Exercise brief
Write out every line of the records below word for word, leaving out the pictures.

Entries supplied
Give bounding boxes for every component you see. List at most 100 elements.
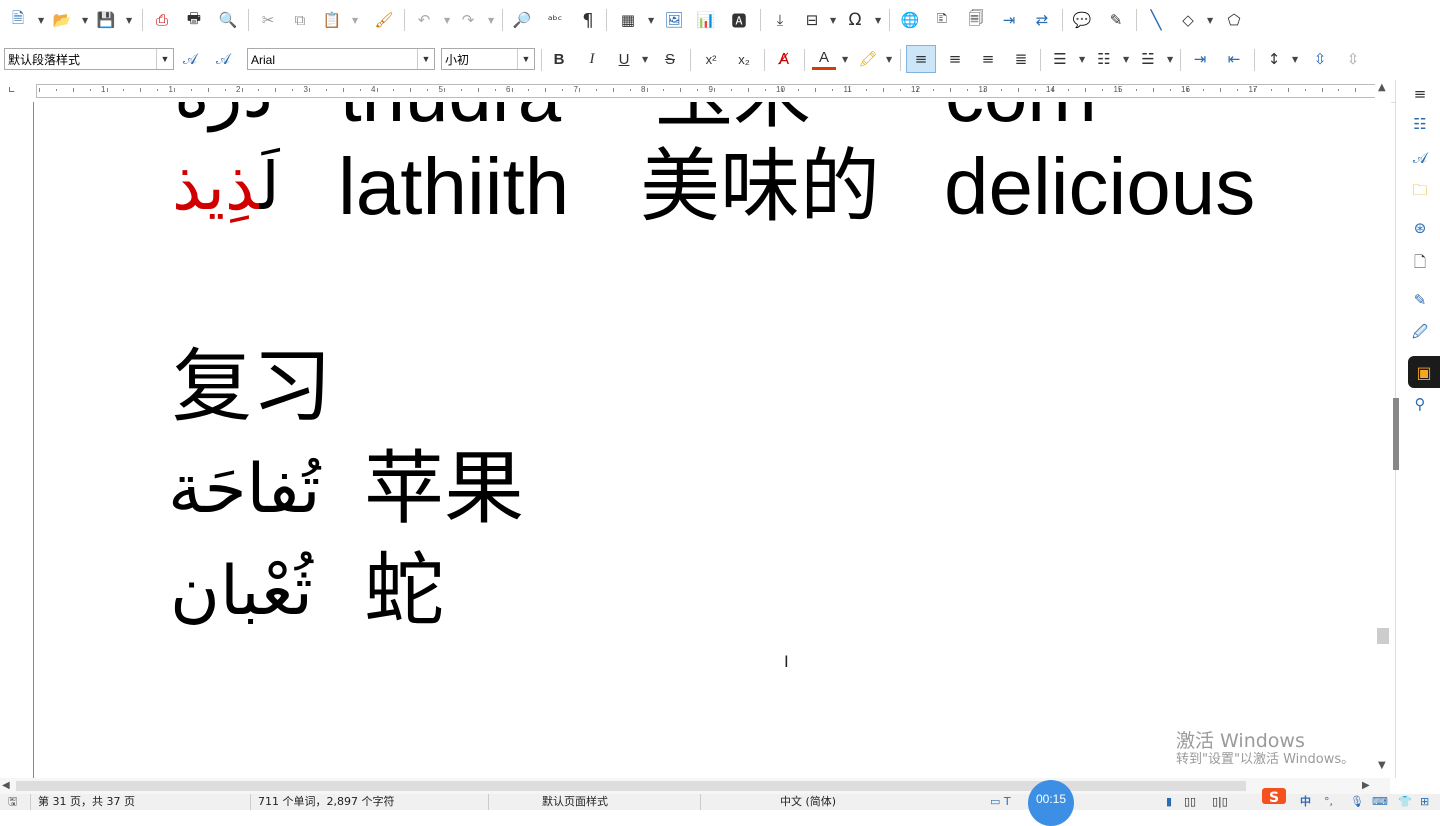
export-pdf-icon[interactable]: ⎙	[150, 8, 174, 32]
chevron-down-icon[interactable]: ▼	[517, 49, 534, 69]
scroll-up-icon[interactable]: ▲	[1378, 82, 1386, 93]
hyperlink-icon[interactable]: 🌐	[898, 8, 922, 32]
italic-button[interactable]: I	[580, 47, 604, 71]
insert-table-icon[interactable]: ▦	[616, 8, 640, 32]
selection-mode-icon[interactable]: ▭ T	[990, 796, 1011, 808]
line-spacing-dropdown-caret[interactable]: ▼	[1292, 47, 1300, 71]
clone-formatting-icon[interactable]: 🖌	[372, 8, 396, 32]
language-indicator[interactable]: 中文 (简体)	[780, 796, 836, 808]
scroll-down-icon[interactable]: ▼	[1378, 760, 1386, 771]
shapes-dropdown-caret[interactable]: ▼	[1207, 8, 1215, 32]
paste-icon[interactable]: 📋	[320, 8, 344, 32]
formatting-marks-icon[interactable]: ¶	[576, 8, 600, 32]
justify-icon[interactable]: ≣	[1009, 47, 1033, 71]
line-spacing-icon[interactable]: ↕	[1262, 47, 1286, 71]
ime-toolbox-icon[interactable]: ⊞	[1420, 796, 1429, 808]
sidebar-menu-icon[interactable]: ≡	[1408, 82, 1432, 106]
new-dropdown-caret[interactable]: ▼	[38, 8, 46, 32]
bullet-list-icon[interactable]: ☰	[1048, 47, 1072, 71]
save-icon[interactable]: 💾	[94, 8, 118, 32]
insert-chart-icon[interactable]: 📊	[694, 8, 718, 32]
field-dropdown-caret[interactable]: ▼	[830, 8, 838, 32]
book-view-icon[interactable]: ▯|▯	[1212, 796, 1228, 808]
align-left-icon[interactable]: ≡	[906, 45, 936, 73]
manage-changes-icon[interactable]: 🖉	[1408, 322, 1432, 346]
microphone-icon[interactable]: 🎙	[1350, 796, 1364, 808]
track-changes-icon[interactable]: ✎	[1104, 8, 1128, 32]
underline-button[interactable]: U	[612, 47, 636, 71]
spelling-icon[interactable]: ᵃᵇᶜ	[543, 8, 567, 32]
numbered-list-icon[interactable]: ☷	[1092, 47, 1116, 71]
font-size-combo[interactable]: 小初 ▼	[441, 48, 535, 70]
decrease-indent-icon[interactable]: ⇤	[1222, 47, 1246, 71]
single-page-view-icon[interactable]: ▮	[1166, 796, 1172, 808]
sogou-ime-icon[interactable]: S	[1262, 788, 1286, 806]
print-icon[interactable]: 🖶	[182, 8, 206, 32]
open-folder-icon[interactable]: 📂	[50, 8, 74, 32]
insert-line-icon[interactable]: ╲	[1144, 8, 1168, 32]
endnote-icon[interactable]: 🗐	[964, 8, 988, 32]
bold-button[interactable]: B	[547, 47, 571, 71]
subscript-button[interactable]: x₂	[732, 47, 756, 71]
paragraph-style-combo[interactable]: 默认段落样式 ▼	[4, 48, 174, 70]
horizontal-ruler[interactable]: ∟ 1 1 2 3 4 5 6 7 8 9 10 11 12 13 14 15 16 17	[0, 80, 1395, 103]
increase-indent-icon[interactable]: ⇥	[1188, 47, 1212, 71]
table-dropdown-caret[interactable]: ▼	[648, 8, 656, 32]
align-right-icon[interactable]: ≡	[976, 47, 1000, 71]
new-document-icon[interactable]: 🗎	[6, 8, 30, 32]
footnote-icon[interactable]: 🗈	[930, 8, 954, 32]
increase-paragraph-spacing-icon[interactable]: ⇳	[1308, 47, 1332, 71]
new-style-icon[interactable]: 𝒜	[211, 47, 235, 71]
multi-page-view-icon[interactable]: ▯▯	[1184, 796, 1196, 808]
cut-icon[interactable]: ✂	[256, 8, 280, 32]
clear-formatting-icon[interactable]: A̸	[772, 47, 796, 71]
insert-image-icon[interactable]: 🖼	[662, 8, 686, 32]
paste-dropdown-caret[interactable]: ▼	[352, 8, 360, 32]
recorder-icon[interactable]: ▣	[1408, 356, 1440, 388]
print-preview-icon[interactable]: 🔍	[216, 8, 240, 32]
draw-functions-icon[interactable]: ⬠	[1222, 8, 1246, 32]
navigator-icon[interactable]: ⊛	[1408, 216, 1432, 240]
vertical-scrollbar[interactable]: ▲ ▼	[1375, 80, 1391, 778]
page-count[interactable]: 第 31 页，共 37 页	[38, 796, 135, 808]
undo-icon[interactable]: ↶	[412, 8, 436, 32]
underline-dropdown-caret[interactable]: ▼	[642, 47, 650, 71]
scroll-left-icon[interactable]: ◀	[2, 780, 10, 791]
strikethrough-button[interactable]: S	[658, 47, 682, 71]
update-style-icon[interactable]: 𝒜	[178, 47, 202, 71]
highlighting-icon[interactable]: 🖍	[856, 47, 880, 71]
highlighting-dropdown-caret[interactable]: ▼	[886, 47, 894, 71]
cross-reference-icon[interactable]: ⇄	[1030, 8, 1054, 32]
font-color-dropdown-caret[interactable]: ▼	[842, 47, 850, 71]
sidebar-collapse-handle[interactable]	[1393, 398, 1399, 470]
page-icon[interactable]: 🗋	[1408, 252, 1432, 276]
scroll-right-icon[interactable]: ▶	[1362, 780, 1370, 791]
decrease-paragraph-spacing-icon[interactable]: ⇳	[1341, 47, 1365, 71]
special-character-dropdown-caret[interactable]: ▼	[875, 8, 883, 32]
page-style[interactable]: 默认页面样式	[542, 796, 608, 808]
basic-shapes-icon[interactable]: ◇	[1176, 8, 1200, 32]
styles-icon[interactable]: 𝒜	[1408, 146, 1432, 170]
outline-dropdown-caret[interactable]: ▼	[1167, 47, 1175, 71]
special-character-icon[interactable]: Ω	[843, 8, 867, 32]
horizontal-scrollbar[interactable]: ◀ ▶	[0, 778, 1390, 794]
superscript-button[interactable]: x²	[699, 47, 723, 71]
copy-icon[interactable]: ⧉	[288, 8, 312, 32]
insert-page-break-icon[interactable]: ⤓	[768, 8, 792, 32]
bullet-dropdown-caret[interactable]: ▼	[1079, 47, 1087, 71]
save-status-icon[interactable]: 🖫	[8, 796, 17, 808]
tab-stop-icon[interactable]: ∟	[8, 86, 16, 96]
find-icon[interactable]: ⚲	[1408, 392, 1432, 416]
skin-icon[interactable]: 👕	[1398, 796, 1412, 808]
ime-punctuation-icon[interactable]: °,	[1324, 796, 1333, 808]
open-dropdown-caret[interactable]: ▼	[82, 8, 90, 32]
chevron-down-icon[interactable]: ▼	[417, 49, 434, 69]
properties-icon[interactable]: ☷	[1408, 112, 1432, 136]
outline-list-icon[interactable]: ☱	[1136, 47, 1160, 71]
font-color-button[interactable]: A	[812, 47, 836, 70]
ruler-strip[interactable]: 1 1 2 3 4 5 6 7 8 9 10 11 12 13 14 15 16 17	[36, 84, 1376, 98]
font-name-combo[interactable]: Arial ▼	[247, 48, 435, 70]
insert-field-icon[interactable]: ⊟	[800, 8, 824, 32]
redo-icon[interactable]: ↷	[456, 8, 480, 32]
insert-textbox-icon[interactable]: 🅰	[727, 8, 751, 32]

Answer below
Give bounding boxes for every component you see. List at most 100 elements.
export-pdf-icon[interactable]: ⎙	[150, 8, 174, 32]
chevron-down-icon[interactable]: ▼	[517, 49, 534, 69]
scroll-up-icon[interactable]: ▲	[1378, 82, 1386, 93]
hyperlink-icon[interactable]: 🌐	[898, 8, 922, 32]
italic-button[interactable]: I	[580, 47, 604, 71]
insert-table-icon[interactable]: ▦	[616, 8, 640, 32]
selection-mode-icon[interactable]: ▭ T	[990, 796, 1011, 808]
line-spacing-dropdown-caret[interactable]: ▼	[1292, 47, 1300, 71]
clone-formatting-icon[interactable]: 🖌	[372, 8, 396, 32]
language-indicator[interactable]: 中文 (简体)	[780, 796, 836, 808]
scroll-down-icon[interactable]: ▼	[1378, 760, 1386, 771]
shapes-dropdown-caret[interactable]: ▼	[1207, 8, 1215, 32]
paste-icon[interactable]: 📋	[320, 8, 344, 32]
formatting-marks-icon[interactable]: ¶	[576, 8, 600, 32]
justify-icon[interactable]: ≣	[1009, 47, 1033, 71]
line-spacing-icon[interactable]: ↕	[1262, 47, 1286, 71]
ime-toolbox-icon[interactable]: ⊞	[1420, 796, 1429, 808]
sidebar-menu-icon[interactable]: ≡	[1408, 82, 1432, 106]
new-dropdown-caret[interactable]: ▼	[38, 8, 46, 32]
bullet-list-icon[interactable]: ☰	[1048, 47, 1072, 71]
save-icon[interactable]: 💾	[94, 8, 118, 32]
insert-chart-icon[interactable]: 📊	[694, 8, 718, 32]
field-dropdown-caret[interactable]: ▼	[830, 8, 838, 32]
book-view-icon[interactable]: ▯|▯	[1212, 796, 1228, 808]
align-left-icon[interactable]: ≡	[906, 45, 936, 73]
manage-changes-icon[interactable]: 🖉	[1408, 322, 1432, 346]
microphone-icon[interactable]: 🎙	[1350, 796, 1364, 808]
track-changes-icon[interactable]: ✎	[1104, 8, 1128, 32]
underline-button[interactable]: U	[612, 47, 636, 71]
spelling-icon[interactable]: ᵃᵇᶜ	[543, 8, 567, 32]
numbered-list-icon[interactable]: ☷	[1092, 47, 1116, 71]
font-size-combo[interactable]: 小初 ▼	[441, 48, 535, 70]
decrease-indent-icon[interactable]: ⇤	[1222, 47, 1246, 71]
single-page-view-icon[interactable]: ▮	[1166, 796, 1172, 808]
sogou-ime-icon[interactable]: S	[1262, 788, 1286, 806]
print-icon[interactable]: 🖶	[182, 8, 206, 32]
open-folder-icon[interactable]: 📂	[50, 8, 74, 32]
insert-line-icon[interactable]: ╲	[1144, 8, 1168, 32]
endnote-icon[interactable]: 🗐	[964, 8, 988, 32]
bold-button[interactable]: B	[547, 47, 571, 71]
subscript-button[interactable]: x₂	[732, 47, 756, 71]
paragraph-style-combo[interactable]: 默认段落样式 ▼	[4, 48, 174, 70]
horizontal-ruler[interactable]: ∟ 1 1 2 3 4 5 6 7 8 9 10 11 12 13 14 15 16 17	[0, 80, 1395, 103]
increase-indent-icon[interactable]: ⇥	[1188, 47, 1212, 71]
table-dropdown-caret[interactable]: ▼	[648, 8, 656, 32]
align-right-icon[interactable]: ≡	[976, 47, 1000, 71]
new-document-icon[interactable]: 🗎	[6, 8, 30, 32]
footnote-icon[interactable]: 🗈	[930, 8, 954, 32]
increase-paragraph-spacing-icon[interactable]: ⇳	[1308, 47, 1332, 71]
new-style-icon[interactable]: 𝒜	[211, 47, 235, 71]
multi-page-view-icon[interactable]: ▯▯	[1184, 796, 1196, 808]
cut-icon[interactable]: ✂	[256, 8, 280, 32]
clear-formatting-icon[interactable]: A̸	[772, 47, 796, 71]
insert-image-icon[interactable]: 🖼	[662, 8, 686, 32]
paste-dropdown-caret[interactable]: ▼	[352, 8, 360, 32]
recorder-icon[interactable]: ▣	[1408, 356, 1440, 388]
print-preview-icon[interactable]: 🔍	[216, 8, 240, 32]
draw-functions-icon[interactable]: ⬠	[1222, 8, 1246, 32]
navigator-icon[interactable]: ⊛	[1408, 216, 1432, 240]
vertical-scrollbar[interactable]: ▲ ▼	[1375, 80, 1391, 778]
page-count[interactable]: 第 31 页，共 37 页	[38, 796, 135, 808]
undo-icon[interactable]: ↶	[412, 8, 436, 32]
underline-dropdown-caret[interactable]: ▼	[642, 47, 650, 71]
scroll-left-icon[interactable]: ◀	[2, 780, 10, 791]
strikethrough-button[interactable]: S	[658, 47, 682, 71]
update-style-icon[interactable]: 𝒜	[178, 47, 202, 71]
highlighting-icon[interactable]: 🖍	[856, 47, 880, 71]
highlighting-dropdown-caret[interactable]: ▼	[886, 47, 894, 71]
cross-reference-icon[interactable]: ⇄	[1030, 8, 1054, 32]
font-color-dropdown-caret[interactable]: ▼	[842, 47, 850, 71]
sidebar-collapse-handle[interactable]	[1393, 398, 1399, 470]
page-icon[interactable]: 🗋	[1408, 252, 1432, 276]
scroll-right-icon[interactable]: ▶	[1362, 780, 1370, 791]
decrease-paragraph-spacing-icon[interactable]: ⇳	[1341, 47, 1365, 71]
special-character-dropdown-caret[interactable]: ▼	[875, 8, 883, 32]
page-style[interactable]: 默认页面样式	[542, 796, 608, 808]
basic-shapes-icon[interactable]: ◇	[1176, 8, 1200, 32]
styles-icon[interactable]: 𝒜	[1408, 146, 1432, 170]
outline-dropdown-caret[interactable]: ▼	[1167, 47, 1175, 71]
special-character-icon[interactable]: Ω	[843, 8, 867, 32]
horizontal-scrollbar[interactable]: ◀ ▶	[0, 778, 1390, 794]
superscript-button[interactable]: x²	[699, 47, 723, 71]
copy-icon[interactable]: ⧉	[288, 8, 312, 32]
insert-page-break-icon[interactable]: ⤓	[768, 8, 792, 32]
bullet-dropdown-caret[interactable]: ▼	[1079, 47, 1087, 71]
save-status-icon[interactable]: 🖫	[8, 796, 17, 808]
tab-stop-icon[interactable]: ∟	[8, 86, 16, 96]
find-icon[interactable]: ⚲	[1408, 392, 1432, 416]
skin-icon[interactable]: 👕	[1398, 796, 1412, 808]
ime-punctuation-icon[interactable]: °,	[1324, 796, 1333, 808]
open-dropdown-caret[interactable]: ▼	[82, 8, 90, 32]
chevron-down-icon[interactable]: ▼	[417, 49, 434, 69]
properties-icon[interactable]: ☷	[1408, 112, 1432, 136]
outline-list-icon[interactable]: ☱	[1136, 47, 1160, 71]
font-color-button[interactable]: A	[812, 47, 836, 70]
ruler-strip[interactable]: 1 1 2 3 4 5 6 7 8 9 10 11 12 13 14 15 16 17	[36, 84, 1376, 98]
font-name-combo[interactable]: Arial ▼	[247, 48, 435, 70]
insert-field-icon[interactable]: ⊟	[800, 8, 824, 32]
redo-icon[interactable]: ↷	[456, 8, 480, 32]
insert-textbox-icon[interactable]: 🅰	[727, 8, 751, 32]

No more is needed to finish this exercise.